Goal → Reproduce the listing below exactly, minus its pictures.

Record set →
— start —

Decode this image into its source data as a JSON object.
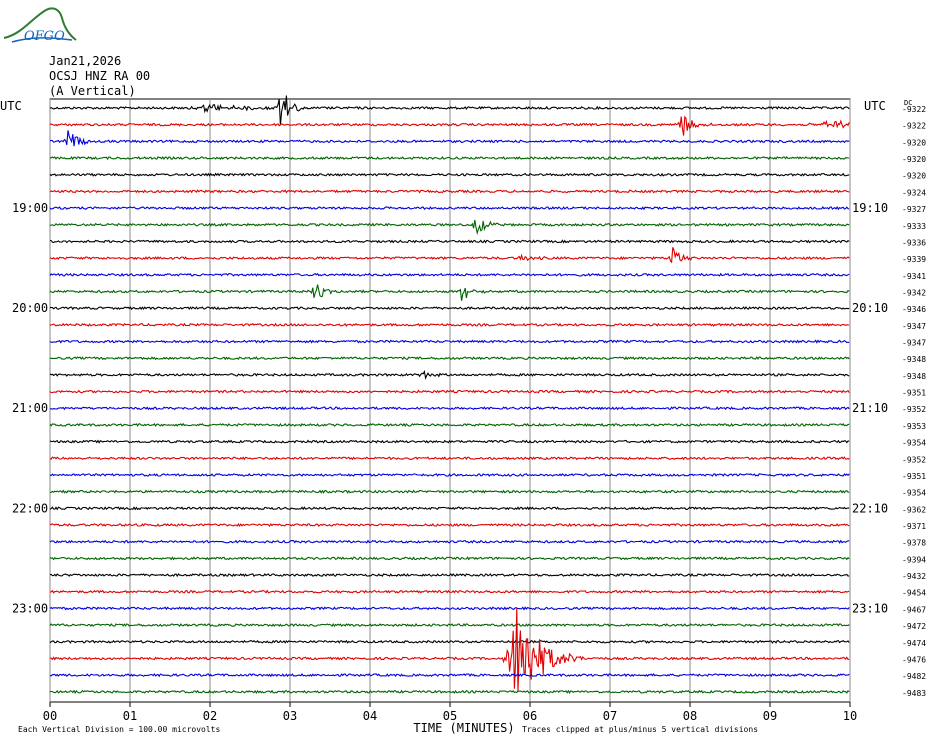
{
  "header": {
    "logo_text": "OFGO",
    "date": "Jan21,2026",
    "station": "OCSJ HNZ RA 00",
    "component": "(A Vertical)"
  },
  "chart_data": {
    "type": "line",
    "description": "helicorder",
    "left_label": "UTC",
    "right_label": "UTC",
    "dc_label": "DC",
    "xlabel": "TIME (MINUTES)",
    "x_ticks": [
      "00",
      "01",
      "02",
      "03",
      "04",
      "05",
      "06",
      "07",
      "08",
      "09",
      "10"
    ],
    "xlim": [
      0,
      10
    ],
    "left_hour_labels": [
      {
        "row": 6,
        "text": "19:00"
      },
      {
        "row": 12,
        "text": "20:00"
      },
      {
        "row": 18,
        "text": "21:00"
      },
      {
        "row": 24,
        "text": "22:00"
      },
      {
        "row": 30,
        "text": "23:00"
      }
    ],
    "right_hour_labels": [
      {
        "row": 6,
        "text": "19:10"
      },
      {
        "row": 12,
        "text": "20:10"
      },
      {
        "row": 18,
        "text": "21:10"
      },
      {
        "row": 24,
        "text": "22:10"
      },
      {
        "row": 30,
        "text": "23:10"
      }
    ],
    "row_colors": [
      "#000000",
      "#e00000",
      "#0000e0",
      "#006400"
    ],
    "dc_offsets": [
      "-9322",
      "-9322",
      "-9320",
      "-9320",
      "-9320",
      "-9324",
      "-9327",
      "-9333",
      "-9336",
      "-9339",
      "-9341",
      "-9342",
      "-9346",
      "-9347",
      "-9347",
      "-9348",
      "-9348",
      "-9351",
      "-9352",
      "-9353",
      "-9354",
      "-9352",
      "-9351",
      "-9354",
      "-9362",
      "-9371",
      "-9378",
      "-9394",
      "-9432",
      "-9454",
      "-9467",
      "-9472",
      "-9474",
      "-9476",
      "-9482",
      "-9483"
    ],
    "events": [
      {
        "row": 0,
        "minute": 2.88,
        "amplitude": 2.6,
        "duration_min": 0.2
      },
      {
        "row": 0,
        "minute": 1.95,
        "amplitude": 0.35,
        "duration_min": 0.9
      },
      {
        "row": 1,
        "minute": 7.88,
        "amplitude": 1.3,
        "duration_min": 0.25
      },
      {
        "row": 1,
        "minute": 9.7,
        "amplitude": 0.4,
        "duration_min": 0.7
      },
      {
        "row": 2,
        "minute": 0.22,
        "amplitude": 1.1,
        "duration_min": 0.25
      },
      {
        "row": 7,
        "minute": 5.32,
        "amplitude": 1.3,
        "duration_min": 0.2
      },
      {
        "row": 9,
        "minute": 7.78,
        "amplitude": 1.1,
        "duration_min": 0.2
      },
      {
        "row": 9,
        "minute": 5.9,
        "amplitude": 0.25,
        "duration_min": 0.3
      },
      {
        "row": 11,
        "minute": 3.3,
        "amplitude": 1.0,
        "duration_min": 0.2
      },
      {
        "row": 11,
        "minute": 5.15,
        "amplitude": 1.0,
        "duration_min": 0.2
      },
      {
        "row": 16,
        "minute": 4.65,
        "amplitude": 0.3,
        "duration_min": 0.3
      },
      {
        "row": 33,
        "minute": 5.82,
        "amplitude": 5.0,
        "duration_min": 0.55
      }
    ],
    "footer_left": "Each Vertical Division =  100.00 microvolts",
    "footer_right": "Traces clipped at plus/minus 5 vertical divisions"
  }
}
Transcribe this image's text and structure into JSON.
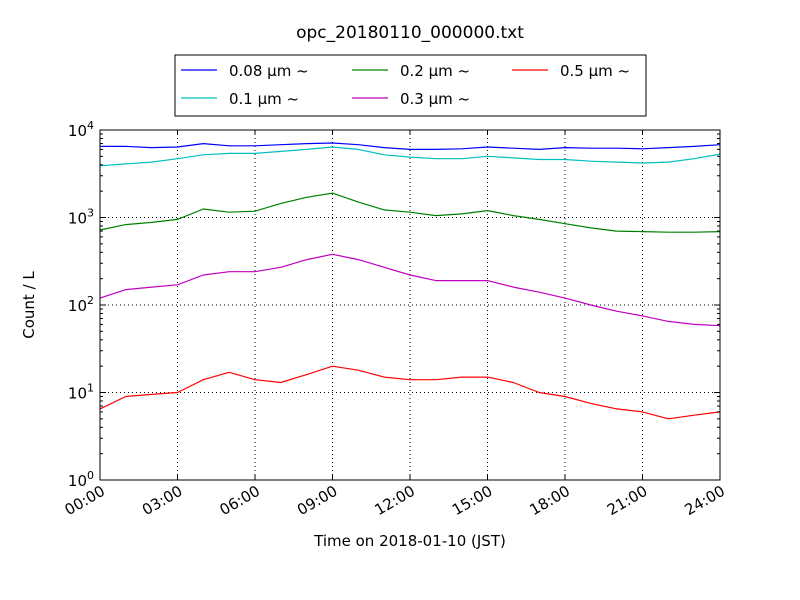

— end —

Solved exercise →
Decode this image into its source data as a JSON object.
{
  "header": {
    "logo_text": "OFGO",
    "date": "Jan21,2026",
    "station": "OCSJ HNZ RA 00",
    "component": "(A Vertical)"
  },
  "chart_data": {
    "type": "line",
    "description": "helicorder",
    "left_label": "UTC",
    "right_label": "UTC",
    "dc_label": "DC",
    "xlabel": "TIME (MINUTES)",
    "x_ticks": [
      "00",
      "01",
      "02",
      "03",
      "04",
      "05",
      "06",
      "07",
      "08",
      "09",
      "10"
    ],
    "xlim": [
      0,
      10
    ],
    "left_hour_labels": [
      {
        "row": 6,
        "text": "19:00"
      },
      {
        "row": 12,
        "text": "20:00"
      },
      {
        "row": 18,
        "text": "21:00"
      },
      {
        "row": 24,
        "text": "22:00"
      },
      {
        "row": 30,
        "text": "23:00"
      }
    ],
    "right_hour_labels": [
      {
        "row": 6,
        "text": "19:10"
      },
      {
        "row": 12,
        "text": "20:10"
      },
      {
        "row": 18,
        "text": "21:10"
      },
      {
        "row": 24,
        "text": "22:10"
      },
      {
        "row": 30,
        "text": "23:10"
      }
    ],
    "row_colors": [
      "#000000",
      "#e00000",
      "#0000e0",
      "#006400"
    ],
    "dc_offsets": [
      "-9322",
      "-9322",
      "-9320",
      "-9320",
      "-9320",
      "-9324",
      "-9327",
      "-9333",
      "-9336",
      "-9339",
      "-9341",
      "-9342",
      "-9346",
      "-9347",
      "-9347",
      "-9348",
      "-9348",
      "-9351",
      "-9352",
      "-9353",
      "-9354",
      "-9352",
      "-9351",
      "-9354",
      "-9362",
      "-9371",
      "-9378",
      "-9394",
      "-9432",
      "-9454",
      "-9467",
      "-9472",
      "-9474",
      "-9476",
      "-9482",
      "-9483"
    ],
    "events": [
      {
        "row": 0,
        "minute": 2.88,
        "amplitude": 2.6,
        "duration_min": 0.2
      },
      {
        "row": 0,
        "minute": 1.95,
        "amplitude": 0.35,
        "duration_min": 0.9
      },
      {
        "row": 1,
        "minute": 7.88,
        "amplitude": 1.3,
        "duration_min": 0.25
      },
      {
        "row": 1,
        "minute": 9.7,
        "amplitude": 0.4,
        "duration_min": 0.7
      },
      {
        "row": 2,
        "minute": 0.22,
        "amplitude": 1.1,
        "duration_min": 0.25
      },
      {
        "row": 7,
        "minute": 5.32,
        "amplitude": 1.3,
        "duration_min": 0.2
      },
      {
        "row": 9,
        "minute": 7.78,
        "amplitude": 1.1,
        "duration_min": 0.2
      },
      {
        "row": 9,
        "minute": 5.9,
        "amplitude": 0.25,
        "duration_min": 0.3
      },
      {
        "row": 11,
        "minute": 3.3,
        "amplitude": 1.0,
        "duration_min": 0.2
      },
      {
        "row": 11,
        "minute": 5.15,
        "amplitude": 1.0,
        "duration_min": 0.2
      },
      {
        "row": 16,
        "minute": 4.65,
        "amplitude": 0.3,
        "duration_min": 0.3
      },
      {
        "row": 33,
        "minute": 5.82,
        "amplitude": 5.0,
        "duration_min": 0.55
      }
    ],
    "footer_left": "Each Vertical Division =  100.00 microvolts",
    "footer_right": "Traces clipped at plus/minus 5 vertical divisions"
  }
}
Transcribe this image's text and structure into JSON.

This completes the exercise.